Data entries:
::::::::::

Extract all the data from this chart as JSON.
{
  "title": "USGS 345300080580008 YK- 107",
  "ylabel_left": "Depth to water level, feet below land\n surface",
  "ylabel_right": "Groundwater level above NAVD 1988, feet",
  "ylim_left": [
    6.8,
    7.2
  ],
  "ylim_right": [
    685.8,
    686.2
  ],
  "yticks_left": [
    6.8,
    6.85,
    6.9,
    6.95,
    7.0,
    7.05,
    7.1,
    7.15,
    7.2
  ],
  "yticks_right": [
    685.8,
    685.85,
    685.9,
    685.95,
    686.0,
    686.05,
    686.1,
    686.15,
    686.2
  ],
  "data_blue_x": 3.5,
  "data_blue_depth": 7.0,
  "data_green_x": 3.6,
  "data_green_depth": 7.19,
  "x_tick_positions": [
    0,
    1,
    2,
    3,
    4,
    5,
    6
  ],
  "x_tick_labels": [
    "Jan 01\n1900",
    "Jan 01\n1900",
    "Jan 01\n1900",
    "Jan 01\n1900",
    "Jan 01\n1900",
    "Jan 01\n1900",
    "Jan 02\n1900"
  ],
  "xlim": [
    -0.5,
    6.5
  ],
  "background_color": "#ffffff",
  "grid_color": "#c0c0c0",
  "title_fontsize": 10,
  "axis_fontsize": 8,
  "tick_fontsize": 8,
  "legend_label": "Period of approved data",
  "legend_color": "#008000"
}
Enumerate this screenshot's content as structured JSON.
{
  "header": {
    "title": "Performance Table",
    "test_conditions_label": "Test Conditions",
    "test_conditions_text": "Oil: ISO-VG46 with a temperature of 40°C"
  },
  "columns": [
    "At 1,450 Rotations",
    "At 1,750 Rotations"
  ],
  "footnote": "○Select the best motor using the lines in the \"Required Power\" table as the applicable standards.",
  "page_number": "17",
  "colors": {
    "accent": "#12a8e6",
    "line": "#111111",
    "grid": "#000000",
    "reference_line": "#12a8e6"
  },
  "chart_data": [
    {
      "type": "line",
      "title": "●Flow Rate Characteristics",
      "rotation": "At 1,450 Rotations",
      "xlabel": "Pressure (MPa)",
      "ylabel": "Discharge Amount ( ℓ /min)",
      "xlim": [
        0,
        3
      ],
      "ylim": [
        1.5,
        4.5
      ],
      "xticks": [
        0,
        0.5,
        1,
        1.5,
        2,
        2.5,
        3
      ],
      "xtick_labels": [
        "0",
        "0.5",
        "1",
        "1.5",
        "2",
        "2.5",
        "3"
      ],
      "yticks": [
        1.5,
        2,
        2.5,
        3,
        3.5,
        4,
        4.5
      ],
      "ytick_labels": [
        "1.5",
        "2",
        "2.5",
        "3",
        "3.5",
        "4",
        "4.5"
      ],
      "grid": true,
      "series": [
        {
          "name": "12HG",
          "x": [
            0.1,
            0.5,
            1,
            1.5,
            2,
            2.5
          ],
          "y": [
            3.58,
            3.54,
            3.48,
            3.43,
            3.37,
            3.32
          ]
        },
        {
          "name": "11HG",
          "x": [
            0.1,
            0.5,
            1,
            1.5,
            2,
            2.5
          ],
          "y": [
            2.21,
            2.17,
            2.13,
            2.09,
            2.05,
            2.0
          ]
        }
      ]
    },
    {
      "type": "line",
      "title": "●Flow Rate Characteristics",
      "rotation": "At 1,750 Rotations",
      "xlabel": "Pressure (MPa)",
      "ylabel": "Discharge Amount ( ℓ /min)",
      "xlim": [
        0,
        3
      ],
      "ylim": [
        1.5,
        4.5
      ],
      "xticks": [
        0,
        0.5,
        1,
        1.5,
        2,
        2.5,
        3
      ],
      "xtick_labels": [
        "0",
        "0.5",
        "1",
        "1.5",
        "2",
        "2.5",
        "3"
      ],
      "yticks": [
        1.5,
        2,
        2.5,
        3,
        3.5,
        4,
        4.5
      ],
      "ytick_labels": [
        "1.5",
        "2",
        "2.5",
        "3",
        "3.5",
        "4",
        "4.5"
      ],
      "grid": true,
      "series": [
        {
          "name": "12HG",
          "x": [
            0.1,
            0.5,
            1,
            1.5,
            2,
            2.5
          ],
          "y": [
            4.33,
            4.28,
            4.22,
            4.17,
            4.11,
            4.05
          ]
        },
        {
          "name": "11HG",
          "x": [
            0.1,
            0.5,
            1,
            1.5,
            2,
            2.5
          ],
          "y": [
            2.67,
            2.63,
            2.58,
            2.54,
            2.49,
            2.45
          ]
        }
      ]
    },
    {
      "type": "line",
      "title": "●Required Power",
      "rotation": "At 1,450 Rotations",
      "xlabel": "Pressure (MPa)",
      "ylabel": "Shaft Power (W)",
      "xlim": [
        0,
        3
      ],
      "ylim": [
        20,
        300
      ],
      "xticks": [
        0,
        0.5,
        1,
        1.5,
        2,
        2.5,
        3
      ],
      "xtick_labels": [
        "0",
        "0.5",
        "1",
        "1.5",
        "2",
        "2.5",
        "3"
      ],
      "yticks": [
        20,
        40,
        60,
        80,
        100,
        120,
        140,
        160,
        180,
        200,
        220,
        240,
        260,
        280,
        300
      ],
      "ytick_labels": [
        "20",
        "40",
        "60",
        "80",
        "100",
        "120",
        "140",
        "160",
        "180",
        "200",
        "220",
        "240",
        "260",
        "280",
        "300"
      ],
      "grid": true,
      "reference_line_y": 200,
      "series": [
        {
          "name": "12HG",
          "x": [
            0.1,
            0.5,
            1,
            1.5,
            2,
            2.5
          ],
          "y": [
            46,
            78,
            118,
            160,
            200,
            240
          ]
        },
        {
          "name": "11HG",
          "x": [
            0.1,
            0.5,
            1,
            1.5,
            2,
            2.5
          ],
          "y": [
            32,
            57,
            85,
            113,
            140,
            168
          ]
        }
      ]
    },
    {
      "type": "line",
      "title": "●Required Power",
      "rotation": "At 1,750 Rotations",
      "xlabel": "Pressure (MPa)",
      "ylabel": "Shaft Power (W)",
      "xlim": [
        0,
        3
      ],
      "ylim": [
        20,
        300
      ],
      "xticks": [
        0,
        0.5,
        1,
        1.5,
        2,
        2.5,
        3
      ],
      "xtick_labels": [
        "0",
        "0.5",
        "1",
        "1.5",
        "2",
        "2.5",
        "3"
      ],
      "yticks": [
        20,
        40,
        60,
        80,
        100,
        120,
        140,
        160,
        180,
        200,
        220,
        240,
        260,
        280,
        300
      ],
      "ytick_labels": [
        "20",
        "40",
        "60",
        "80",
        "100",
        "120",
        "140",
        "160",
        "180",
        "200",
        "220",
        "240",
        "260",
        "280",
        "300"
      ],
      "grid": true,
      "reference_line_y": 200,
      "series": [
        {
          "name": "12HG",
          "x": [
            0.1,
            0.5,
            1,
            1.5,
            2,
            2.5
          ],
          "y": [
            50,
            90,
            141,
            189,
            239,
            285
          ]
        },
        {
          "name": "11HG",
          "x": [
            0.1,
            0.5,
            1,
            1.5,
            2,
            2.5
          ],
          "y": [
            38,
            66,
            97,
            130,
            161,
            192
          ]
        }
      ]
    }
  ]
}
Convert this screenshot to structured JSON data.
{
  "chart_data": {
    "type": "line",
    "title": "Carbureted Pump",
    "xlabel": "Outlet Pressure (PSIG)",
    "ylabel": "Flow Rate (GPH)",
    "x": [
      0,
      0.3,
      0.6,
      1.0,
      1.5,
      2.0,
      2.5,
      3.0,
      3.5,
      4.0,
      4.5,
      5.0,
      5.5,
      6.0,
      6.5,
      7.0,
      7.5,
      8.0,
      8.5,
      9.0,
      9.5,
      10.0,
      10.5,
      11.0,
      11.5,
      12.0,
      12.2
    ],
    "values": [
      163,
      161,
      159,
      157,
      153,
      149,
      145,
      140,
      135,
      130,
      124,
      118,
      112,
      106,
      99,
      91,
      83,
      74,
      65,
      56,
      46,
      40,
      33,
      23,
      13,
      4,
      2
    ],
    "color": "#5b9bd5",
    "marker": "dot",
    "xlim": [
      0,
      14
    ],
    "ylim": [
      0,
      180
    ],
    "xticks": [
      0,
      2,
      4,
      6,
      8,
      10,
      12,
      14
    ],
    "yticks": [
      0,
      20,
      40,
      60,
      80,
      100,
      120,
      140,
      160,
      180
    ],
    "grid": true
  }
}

::::::::::

▶ _What you are asked to do_: Using the entries above, return each line that includes the word "level".

▶ _Solution to the exercise_:
  "ylabel_left": "Depth to water level, feet below land\n surface",
  "ylabel_right": "Groundwater level above NAVD 1988, feet",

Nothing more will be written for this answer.